━━━ Excerpted data ━━━

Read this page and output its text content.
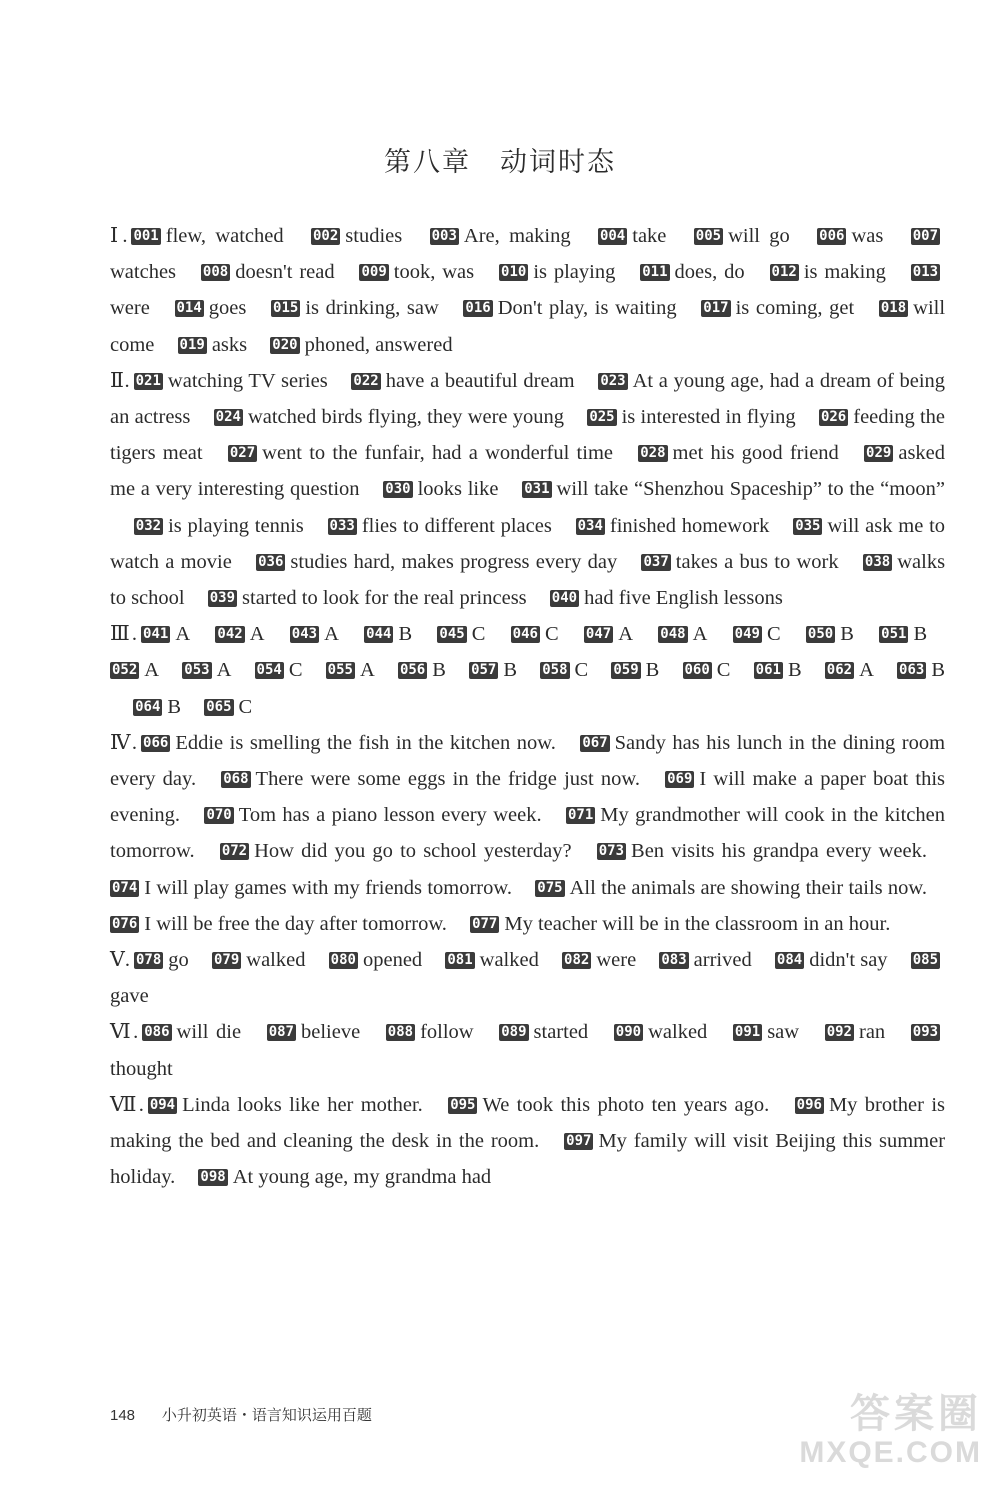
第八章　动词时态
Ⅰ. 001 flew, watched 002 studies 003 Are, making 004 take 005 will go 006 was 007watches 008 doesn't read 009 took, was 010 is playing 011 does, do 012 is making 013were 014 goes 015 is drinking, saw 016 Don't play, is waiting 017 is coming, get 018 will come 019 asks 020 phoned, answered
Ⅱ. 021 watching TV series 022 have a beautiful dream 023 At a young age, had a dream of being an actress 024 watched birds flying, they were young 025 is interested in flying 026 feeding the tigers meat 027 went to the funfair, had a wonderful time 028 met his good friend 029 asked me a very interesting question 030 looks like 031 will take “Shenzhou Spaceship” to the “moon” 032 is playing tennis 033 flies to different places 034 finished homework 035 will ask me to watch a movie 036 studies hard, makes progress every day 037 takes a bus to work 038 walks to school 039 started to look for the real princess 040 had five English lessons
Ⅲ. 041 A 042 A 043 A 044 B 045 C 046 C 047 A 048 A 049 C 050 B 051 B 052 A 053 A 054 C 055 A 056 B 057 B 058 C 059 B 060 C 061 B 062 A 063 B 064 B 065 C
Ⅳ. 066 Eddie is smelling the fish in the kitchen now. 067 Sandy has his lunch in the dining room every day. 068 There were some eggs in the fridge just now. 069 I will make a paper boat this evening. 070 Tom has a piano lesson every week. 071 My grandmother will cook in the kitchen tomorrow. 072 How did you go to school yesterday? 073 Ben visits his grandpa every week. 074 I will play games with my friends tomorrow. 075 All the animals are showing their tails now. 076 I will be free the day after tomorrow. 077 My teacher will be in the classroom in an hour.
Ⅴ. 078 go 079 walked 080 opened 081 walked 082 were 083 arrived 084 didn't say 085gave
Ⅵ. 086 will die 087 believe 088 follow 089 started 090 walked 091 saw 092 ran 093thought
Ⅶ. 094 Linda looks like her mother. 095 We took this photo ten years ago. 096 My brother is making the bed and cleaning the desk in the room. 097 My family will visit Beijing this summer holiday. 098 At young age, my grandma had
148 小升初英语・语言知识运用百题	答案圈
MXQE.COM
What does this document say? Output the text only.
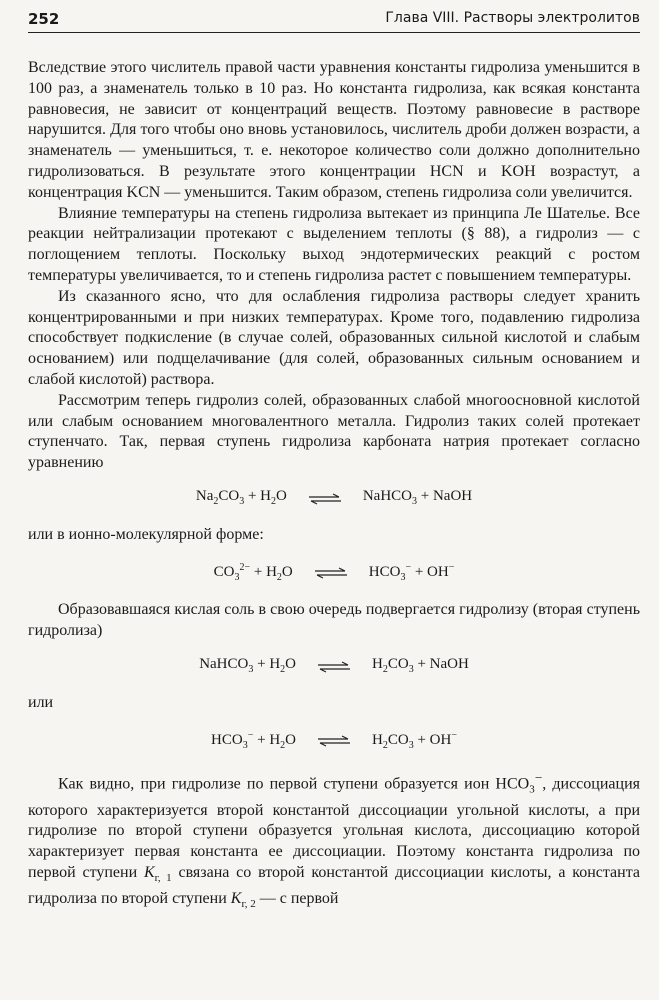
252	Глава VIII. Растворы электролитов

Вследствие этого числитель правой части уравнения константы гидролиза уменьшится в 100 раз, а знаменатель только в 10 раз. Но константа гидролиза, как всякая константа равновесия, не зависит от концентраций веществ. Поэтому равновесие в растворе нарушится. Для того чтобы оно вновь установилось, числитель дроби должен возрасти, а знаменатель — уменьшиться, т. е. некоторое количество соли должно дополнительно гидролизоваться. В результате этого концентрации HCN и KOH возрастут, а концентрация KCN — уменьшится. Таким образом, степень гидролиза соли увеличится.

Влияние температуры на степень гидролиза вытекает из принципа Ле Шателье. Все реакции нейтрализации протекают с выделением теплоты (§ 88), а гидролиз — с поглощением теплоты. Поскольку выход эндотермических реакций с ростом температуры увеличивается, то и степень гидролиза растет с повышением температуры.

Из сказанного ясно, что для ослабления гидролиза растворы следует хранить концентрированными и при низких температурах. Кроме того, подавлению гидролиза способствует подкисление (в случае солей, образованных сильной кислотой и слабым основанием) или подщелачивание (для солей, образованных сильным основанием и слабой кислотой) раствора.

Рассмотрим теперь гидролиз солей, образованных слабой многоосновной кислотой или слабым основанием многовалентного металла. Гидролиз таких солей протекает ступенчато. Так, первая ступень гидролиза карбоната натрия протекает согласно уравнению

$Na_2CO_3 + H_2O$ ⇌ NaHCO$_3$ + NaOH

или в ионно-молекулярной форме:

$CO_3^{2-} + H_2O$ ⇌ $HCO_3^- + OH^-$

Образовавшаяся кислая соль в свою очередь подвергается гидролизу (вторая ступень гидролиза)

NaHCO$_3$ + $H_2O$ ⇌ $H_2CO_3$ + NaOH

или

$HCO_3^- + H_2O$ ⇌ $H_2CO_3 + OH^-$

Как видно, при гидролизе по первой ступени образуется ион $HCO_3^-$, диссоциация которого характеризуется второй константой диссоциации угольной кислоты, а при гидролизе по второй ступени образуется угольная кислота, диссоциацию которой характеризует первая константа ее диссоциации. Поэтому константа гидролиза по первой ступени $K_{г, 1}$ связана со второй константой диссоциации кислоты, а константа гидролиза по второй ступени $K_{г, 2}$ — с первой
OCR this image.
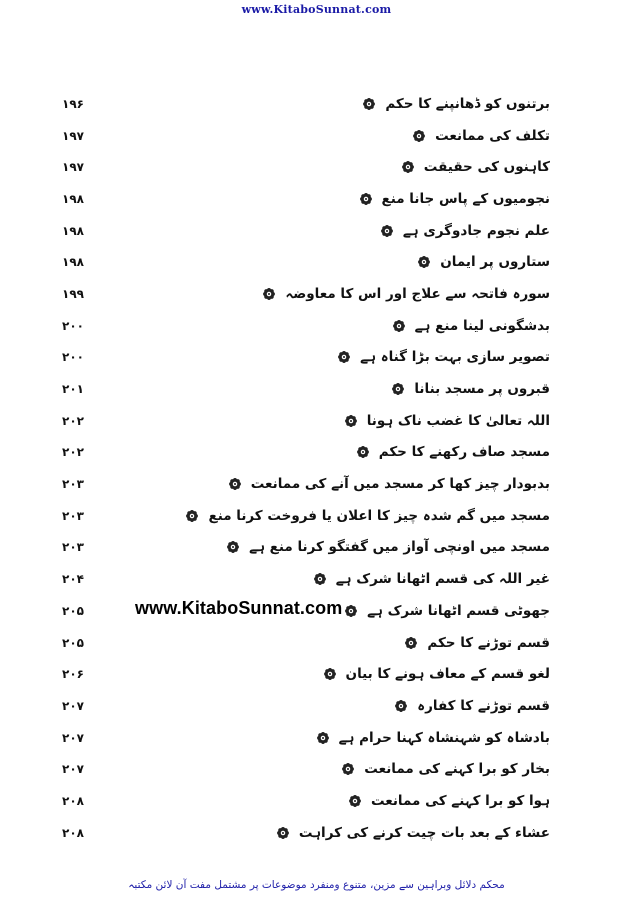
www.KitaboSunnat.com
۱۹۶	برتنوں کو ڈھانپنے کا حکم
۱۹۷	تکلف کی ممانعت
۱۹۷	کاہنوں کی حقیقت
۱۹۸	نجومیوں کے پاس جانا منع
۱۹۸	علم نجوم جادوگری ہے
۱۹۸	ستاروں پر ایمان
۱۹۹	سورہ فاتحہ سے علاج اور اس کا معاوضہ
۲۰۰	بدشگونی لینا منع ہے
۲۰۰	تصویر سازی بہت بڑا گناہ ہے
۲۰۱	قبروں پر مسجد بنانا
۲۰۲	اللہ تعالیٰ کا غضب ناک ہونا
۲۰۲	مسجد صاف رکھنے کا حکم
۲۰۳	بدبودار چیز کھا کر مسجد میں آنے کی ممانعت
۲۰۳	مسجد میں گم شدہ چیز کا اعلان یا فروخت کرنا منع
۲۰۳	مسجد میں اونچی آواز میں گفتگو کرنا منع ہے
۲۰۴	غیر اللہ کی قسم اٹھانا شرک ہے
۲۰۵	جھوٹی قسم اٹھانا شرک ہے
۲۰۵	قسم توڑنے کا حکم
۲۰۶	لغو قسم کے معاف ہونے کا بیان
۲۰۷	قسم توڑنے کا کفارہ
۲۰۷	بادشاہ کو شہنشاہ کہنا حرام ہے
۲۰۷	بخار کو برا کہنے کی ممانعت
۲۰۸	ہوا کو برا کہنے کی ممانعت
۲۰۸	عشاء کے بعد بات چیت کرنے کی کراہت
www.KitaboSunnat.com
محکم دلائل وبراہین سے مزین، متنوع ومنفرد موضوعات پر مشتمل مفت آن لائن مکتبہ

━━━

What you will do -> Without including any pictures, please restate all the records exactly.

Response to the exercise ->
Read this page and output its text content.
第八章　动词时态
Ⅰ. 001 flew, watched 002 studies 003 Are, making 004 take 005 will go 006 was 007watches 008 doesn't read 009 took, was 010 is playing 011 does, do 012 is making 013were 014 goes 015 is drinking, saw 016 Don't play, is waiting 017 is coming, get 018 will come 019 asks 020 phoned, answered
Ⅱ. 021 watching TV series 022 have a beautiful dream 023 At a young age, had a dream of being an actress 024 watched birds flying, they were young 025 is interested in flying 026 feeding the tigers meat 027 went to the funfair, had a wonderful time 028 met his good friend 029 asked me a very interesting question 030 looks like 031 will take “Shenzhou Spaceship” to the “moon” 032 is playing tennis 033 flies to different places 034 finished homework 035 will ask me to watch a movie 036 studies hard, makes progress every day 037 takes a bus to work 038 walks to school 039 started to look for the real princess 040 had five English lessons
Ⅲ. 041 A 042 A 043 A 044 B 045 C 046 C 047 A 048 A 049 C 050 B 051 B 052 A 053 A 054 C 055 A 056 B 057 B 058 C 059 B 060 C 061 B 062 A 063 B 064 B 065 C
Ⅳ. 066 Eddie is smelling the fish in the kitchen now. 067 Sandy has his lunch in the dining room every day. 068 There were some eggs in the fridge just now. 069 I will make a paper boat this evening. 070 Tom has a piano lesson every week. 071 My grandmother will cook in the kitchen tomorrow. 072 How did you go to school yesterday? 073 Ben visits his grandpa every week. 074 I will play games with my friends tomorrow. 075 All the animals are showing their tails now. 076 I will be free the day after tomorrow. 077 My teacher will be in the classroom in an hour.
Ⅴ. 078 go 079 walked 080 opened 081 walked 082 were 083 arrived 084 didn't say 085gave
Ⅵ. 086 will die 087 believe 088 follow 089 started 090 walked 091 saw 092 ran 093thought
Ⅶ. 094 Linda looks like her mother. 095 We took this photo ten years ago. 096 My brother is making the bed and cleaning the desk in the room. 097 My family will visit Beijing this summer holiday. 098 At young age, my grandma had
148 小升初英语・语言知识运用百题	答案圈
MXQE.COM
What does this document say? Output the text only.
252	Глава VIII. Растворы электролитов

Вследствие этого числитель правой части уравнения константы гидролиза уменьшится в 100 раз, а знаменатель только в 10 раз. Но константа гидролиза, как всякая константа равновесия, не зависит от концентраций веществ. Поэтому равновесие в растворе нарушится. Для того чтобы оно вновь установилось, числитель дроби должен возрасти, а знаменатель — уменьшиться, т. е. некоторое количество соли должно дополнительно гидролизоваться. В результате этого концентрации HCN и KOH возрастут, а концентрация KCN — уменьшится. Таким образом, степень гидролиза соли увеличится.

Влияние температуры на степень гидролиза вытекает из принципа Ле Шателье. Все реакции нейтрализации протекают с выделением теплоты (§ 88), а гидролиз — с поглощением теплоты. Поскольку выход эндотермических реакций с ростом температуры увеличивается, то и степень гидролиза растет с повышением температуры.

Из сказанного ясно, что для ослабления гидролиза растворы следует хранить концентрированными и при низких температурах. Кроме того, подавлению гидролиза способствует подкисление (в случае солей, образованных сильной кислотой и слабым основанием) или подщелачивание (для солей, образованных сильным основанием и слабой кислотой) раствора.

Рассмотрим теперь гидролиз солей, образованных слабой многоосновной кислотой или слабым основанием многовалентного металла. Гидролиз таких солей протекает ступенчато. Так, первая ступень гидролиза карбоната натрия протекает согласно уравнению

$Na_2CO_3 + H_2O$ ⇌ NaHCO$_3$ + NaOH

или в ионно-молекулярной форме:

$CO_3^{2-} + H_2O$ ⇌ $HCO_3^- + OH^-$

Образовавшаяся кислая соль в свою очередь подвергается гидролизу (вторая ступень гидролиза)

NaHCO$_3$ + $H_2O$ ⇌ $H_2CO_3$ + NaOH

или

$HCO_3^- + H_2O$ ⇌ $H_2CO_3 + OH^-$

Как видно, при гидролизе по первой ступени образуется ион $HCO_3^-$, диссоциация которого характеризуется второй константой диссоциации угольной кислоты, а при гидролизе по второй ступени образуется угольная кислота, диссоциацию которой характеризует первая константа ее диссоциации. Поэтому константа гидролиза по первой ступени $K_{г, 1}$ связана со второй константой диссоциации кислоты, а константа гидролиза по второй ступени $K_{г, 2}$ — с первой
OCR this image.
www.KitaboSunnat.com
۱۹۶	برتنوں کو ڈھانپنے کا حکم
۱۹۷	تکلف کی ممانعت
۱۹۷	کاہنوں کی حقیقت
۱۹۸	نجومیوں کے پاس جانا منع
۱۹۸	علم نجوم جادوگری ہے
۱۹۸	ستاروں پر ایمان
۱۹۹	سورہ فاتحہ سے علاج اور اس کا معاوضہ
۲۰۰	بدشگونی لینا منع ہے
۲۰۰	تصویر سازی بہت بڑا گناہ ہے
۲۰۱	قبروں پر مسجد بنانا
۲۰۲	اللہ تعالیٰ کا غضب ناک ہونا
۲۰۲	مسجد صاف رکھنے کا حکم
۲۰۳	بدبودار چیز کھا کر مسجد میں آنے کی ممانعت
۲۰۳	مسجد میں گم شدہ چیز کا اعلان یا فروخت کرنا منع
۲۰۳	مسجد میں اونچی آواز میں گفتگو کرنا منع ہے
۲۰۴	غیر اللہ کی قسم اٹھانا شرک ہے
۲۰۵	جھوٹی قسم اٹھانا شرک ہے
۲۰۵	قسم توڑنے کا حکم
۲۰۶	لغو قسم کے معاف ہونے کا بیان
۲۰۷	قسم توڑنے کا کفارہ
۲۰۷	بادشاہ کو شہنشاہ کہنا حرام ہے
۲۰۷	بخار کو برا کہنے کی ممانعت
۲۰۸	ہوا کو برا کہنے کی ممانعت
۲۰۸	عشاء کے بعد بات چیت کرنے کی کراہت
www.KitaboSunnat.com
محکم دلائل وبراہین سے مزین، متنوع ومنفرد موضوعات پر مشتمل مفت آن لائن مکتبہ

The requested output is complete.